**TEXT PROVIDED**
Between 2002–03 and 2014–15, overall PO overdose deaths more than doubled; those involving SO-M increased over five times. To provide some insight into these increases, we implemented a novel analysis in which we examined concomitantly five psychoactive substances (benzodiazepines, antidepressants, heroin, alcohol, cocaine) listed in death records as contributing to PO deaths. We estimated the proportions of increase in overdose deaths over a twelve-year period attributable to increases in combination with specific substances. SO-M deaths were examined separately to capture indirectly the consequences of changing patterns of fentanyl deaths included in these deaths, since only broad drug classes, but not specific drugs, are identified in the Multiple-Cause-of-Death Files. Using this approach, we found that increases of almost one-fifth of all PO and SO-M deaths were attributable to substances in combination.

In 2014–15, 57.9% of all PO deaths involved one of five other psychoactive substances versus 44.3% in 2002–03. Benzodiazepines and heroin each contributed similar increases to all PO deaths, while heroin contributed to a much larger proportion of increased SO-M deaths than benzodiazepines (28.5% vs. 3.0%). However, cocaine-related deaths decreased among all PO deaths, but increased among SO-M deaths, and tempered the overall increase in all PO deaths. Cocaine was next in importance to heroin in its association with increased SO-M deaths. There were age, gender and racial/ethnic differences. At ages 50 and over, PO deaths in combination with benzodiazepines contributed more to all PO deaths than heroin. Heroin contributed more to increased deaths at ages 18–49 and among males than females for all PO and SO-M deaths. The proportion of heroin-related deaths was consistently lower among whites than minorities but increased substantially among whites. Despite the small number of heroin users in the population, increases in heroin-related deaths contributed markedly to the overall increase in PO deaths. Recent reports document that the increase in SO-M deaths is from increases in illicit fentanyl in combination with heroin (Gladden et al., 2016; Peterson et al., 2016) and cocaine (Tomassoni et al., 2017).

**PROVIDED DATA**
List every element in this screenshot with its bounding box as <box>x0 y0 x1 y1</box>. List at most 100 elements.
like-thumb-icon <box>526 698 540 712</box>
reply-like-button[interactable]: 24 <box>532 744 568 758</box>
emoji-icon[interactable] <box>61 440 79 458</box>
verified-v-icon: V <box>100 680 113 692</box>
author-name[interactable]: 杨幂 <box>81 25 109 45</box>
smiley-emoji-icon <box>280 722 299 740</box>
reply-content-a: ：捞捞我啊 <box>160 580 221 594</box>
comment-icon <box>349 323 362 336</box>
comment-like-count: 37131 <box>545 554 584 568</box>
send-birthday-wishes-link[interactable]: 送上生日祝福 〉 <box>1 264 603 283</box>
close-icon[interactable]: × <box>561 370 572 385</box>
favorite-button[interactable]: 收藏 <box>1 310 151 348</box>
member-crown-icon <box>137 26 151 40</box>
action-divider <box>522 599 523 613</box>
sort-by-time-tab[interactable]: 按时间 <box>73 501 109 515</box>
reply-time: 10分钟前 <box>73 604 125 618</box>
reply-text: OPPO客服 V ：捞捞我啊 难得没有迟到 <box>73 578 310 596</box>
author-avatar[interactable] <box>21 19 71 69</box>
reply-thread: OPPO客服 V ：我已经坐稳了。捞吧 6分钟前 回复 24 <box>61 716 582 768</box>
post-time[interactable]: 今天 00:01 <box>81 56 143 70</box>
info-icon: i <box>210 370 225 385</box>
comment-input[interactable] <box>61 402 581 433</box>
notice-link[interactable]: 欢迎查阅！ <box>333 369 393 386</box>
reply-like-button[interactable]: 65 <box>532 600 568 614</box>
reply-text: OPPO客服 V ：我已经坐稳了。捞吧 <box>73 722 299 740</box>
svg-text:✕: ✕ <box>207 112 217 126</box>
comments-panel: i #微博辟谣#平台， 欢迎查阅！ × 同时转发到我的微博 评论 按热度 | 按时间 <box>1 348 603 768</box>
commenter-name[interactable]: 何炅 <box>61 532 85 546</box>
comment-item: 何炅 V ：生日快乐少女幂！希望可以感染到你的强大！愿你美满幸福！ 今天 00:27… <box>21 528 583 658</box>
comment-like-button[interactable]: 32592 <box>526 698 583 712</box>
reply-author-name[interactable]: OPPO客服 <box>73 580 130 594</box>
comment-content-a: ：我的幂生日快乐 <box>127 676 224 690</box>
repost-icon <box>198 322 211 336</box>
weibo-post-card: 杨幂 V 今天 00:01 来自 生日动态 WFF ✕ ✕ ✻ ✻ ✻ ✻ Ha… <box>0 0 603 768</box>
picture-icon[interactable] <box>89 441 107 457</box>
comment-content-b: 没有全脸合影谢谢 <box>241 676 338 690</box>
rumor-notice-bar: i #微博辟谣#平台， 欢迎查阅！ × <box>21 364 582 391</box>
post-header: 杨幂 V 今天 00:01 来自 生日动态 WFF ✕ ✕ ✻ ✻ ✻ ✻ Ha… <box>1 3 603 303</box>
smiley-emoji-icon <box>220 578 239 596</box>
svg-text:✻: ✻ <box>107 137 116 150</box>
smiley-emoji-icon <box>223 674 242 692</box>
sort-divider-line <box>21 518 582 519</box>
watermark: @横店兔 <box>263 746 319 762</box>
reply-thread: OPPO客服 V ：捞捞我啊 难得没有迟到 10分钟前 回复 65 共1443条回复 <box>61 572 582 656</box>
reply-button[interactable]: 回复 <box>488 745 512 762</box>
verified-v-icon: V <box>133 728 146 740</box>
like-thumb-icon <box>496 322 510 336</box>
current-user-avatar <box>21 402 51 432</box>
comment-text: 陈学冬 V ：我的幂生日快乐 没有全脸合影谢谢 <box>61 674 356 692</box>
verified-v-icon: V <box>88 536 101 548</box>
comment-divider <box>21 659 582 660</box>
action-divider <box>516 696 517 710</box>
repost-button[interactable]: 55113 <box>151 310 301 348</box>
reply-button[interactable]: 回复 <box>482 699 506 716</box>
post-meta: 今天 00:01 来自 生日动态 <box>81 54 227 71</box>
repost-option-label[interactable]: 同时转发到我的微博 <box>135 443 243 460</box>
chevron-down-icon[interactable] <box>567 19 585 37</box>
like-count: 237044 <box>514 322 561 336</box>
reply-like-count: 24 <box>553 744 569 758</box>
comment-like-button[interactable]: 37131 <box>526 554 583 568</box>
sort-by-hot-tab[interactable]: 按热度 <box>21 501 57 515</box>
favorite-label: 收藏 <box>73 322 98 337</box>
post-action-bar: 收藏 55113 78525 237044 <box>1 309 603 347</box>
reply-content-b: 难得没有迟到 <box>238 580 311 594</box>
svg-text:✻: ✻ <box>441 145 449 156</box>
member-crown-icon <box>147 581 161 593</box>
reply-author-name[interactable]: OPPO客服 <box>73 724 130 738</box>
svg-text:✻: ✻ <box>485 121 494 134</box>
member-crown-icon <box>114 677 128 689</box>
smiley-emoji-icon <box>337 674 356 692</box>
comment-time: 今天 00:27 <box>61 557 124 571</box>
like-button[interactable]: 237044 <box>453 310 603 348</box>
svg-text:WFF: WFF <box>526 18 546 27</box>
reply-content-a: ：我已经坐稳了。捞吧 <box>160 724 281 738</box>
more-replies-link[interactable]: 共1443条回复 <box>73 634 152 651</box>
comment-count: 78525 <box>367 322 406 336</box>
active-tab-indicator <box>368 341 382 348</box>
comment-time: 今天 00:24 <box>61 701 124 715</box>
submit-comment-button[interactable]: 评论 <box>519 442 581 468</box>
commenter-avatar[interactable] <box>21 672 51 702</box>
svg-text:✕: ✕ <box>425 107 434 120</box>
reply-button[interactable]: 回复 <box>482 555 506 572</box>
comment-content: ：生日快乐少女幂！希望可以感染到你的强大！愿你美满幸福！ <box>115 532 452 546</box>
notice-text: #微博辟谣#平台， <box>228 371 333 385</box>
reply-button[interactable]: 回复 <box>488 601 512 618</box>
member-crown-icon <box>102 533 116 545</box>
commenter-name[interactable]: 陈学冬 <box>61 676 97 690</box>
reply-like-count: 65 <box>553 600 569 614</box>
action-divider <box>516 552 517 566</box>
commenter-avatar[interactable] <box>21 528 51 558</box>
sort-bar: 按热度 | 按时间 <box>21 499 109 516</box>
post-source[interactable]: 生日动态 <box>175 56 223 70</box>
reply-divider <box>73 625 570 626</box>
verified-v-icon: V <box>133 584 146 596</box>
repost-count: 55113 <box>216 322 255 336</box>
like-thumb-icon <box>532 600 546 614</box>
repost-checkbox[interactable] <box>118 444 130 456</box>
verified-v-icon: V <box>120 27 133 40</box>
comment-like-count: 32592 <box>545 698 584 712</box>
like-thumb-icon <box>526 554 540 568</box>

**TASK 1**
In the opioid overdose text, what share of all PO deaths in 2014–15 involved one of the five other psychoactive substances?
**TASK 2**
Rewrite the paragraph of the opioid overdose text that begins "Between 2002–03 and 2014–15" as a short bulleted list that keeps its main facts.
**TASK 3**
Proceed with the opioid overdose text, starting right after its last sentence.
The rows above were taken from a different source than the text.

**TASK RESPONSE 1**
57.9% of all PO deaths in 2014–15 involved one of the five other psychoactive substances.

**TASK RESPONSE 2**
- From 2002–03 to 2014–15, overall PO overdose deaths more than doubled, and those involving SO-M rose more than five times.
- A novel analysis examined five psychoactive substances together: benzodiazepines, antidepressants, heroin, alcohol and cocaine. Each was listed in death records as contributing to PO deaths.
- It estimated what proportion of the twelve-year increase was attributable to increases in combination with specific substances.
- SO-M deaths were examined separately. This indirectly captured changing patterns of fentanyl deaths, because the Multiple-Cause-of-Death Files identify only broad drug classes, not specific drugs.
- Increases of almost one-fifth of all PO and SO-M deaths were attributable to substances in combination.

**TASK RESPONSE 3**
Increases in PO deaths involving other substances might be partially explained by increases in intensive nonmedical prescription use, since heavy users are more likely to use other substances (Han et al., 2015; Jones, 2013). Whether this is also the case for medical users cannot be ascertained, since trend data are unavailable. Our analyses of national 2015 data from the National Survey on Drug Use and Health (SAMHSA, 2016) indicate that past-year nonmedical benzodiazepine, cocaine and heroin use by exclusive medical users was only slightly higher than among non-PO users and much lower than among NMPO users (Supplementary Table 35). Thus, deaths in combination with other substances may be less prevalent among medical than nonmedical PO deaths. However, the respective proportions of PO deaths due to medical or nonmedical use are unknown. Many causes of increased PO mortality, besides deaths in combination with other substances, remain to be understood. These factors include increases in specific opioids used, intensity of use, opioid use disorder, medical, psychiatric or drug-disorder co-morbidities (Bohnert et al., 2016; Han et al., 2015), drug strength and purity (Pain and Policy Studies Group/WHO Collaborating Center, 2015), addition of toxic compounds, such as illicit fentanyl in heroin and cocaine (CDC, 2016, 2017; DEA, 2016; Gladden et al., 2016; Paone et al., 2016; Suzuki and El-Haddad, 2017). Number of prescriptions (Hwang et al., 2016; Volkow, 2014), variations in prescribing across states (CDC, 2014), changes in drug market, availability, and price may have also contributed to changing mortality patterns, as have broader societal changes, such as economic downturns (Carpenter et al., 2016). Except for combinations with other substances, these factors cannot be linked to death records, and their contributions to increased PO deaths cannot be evaluated.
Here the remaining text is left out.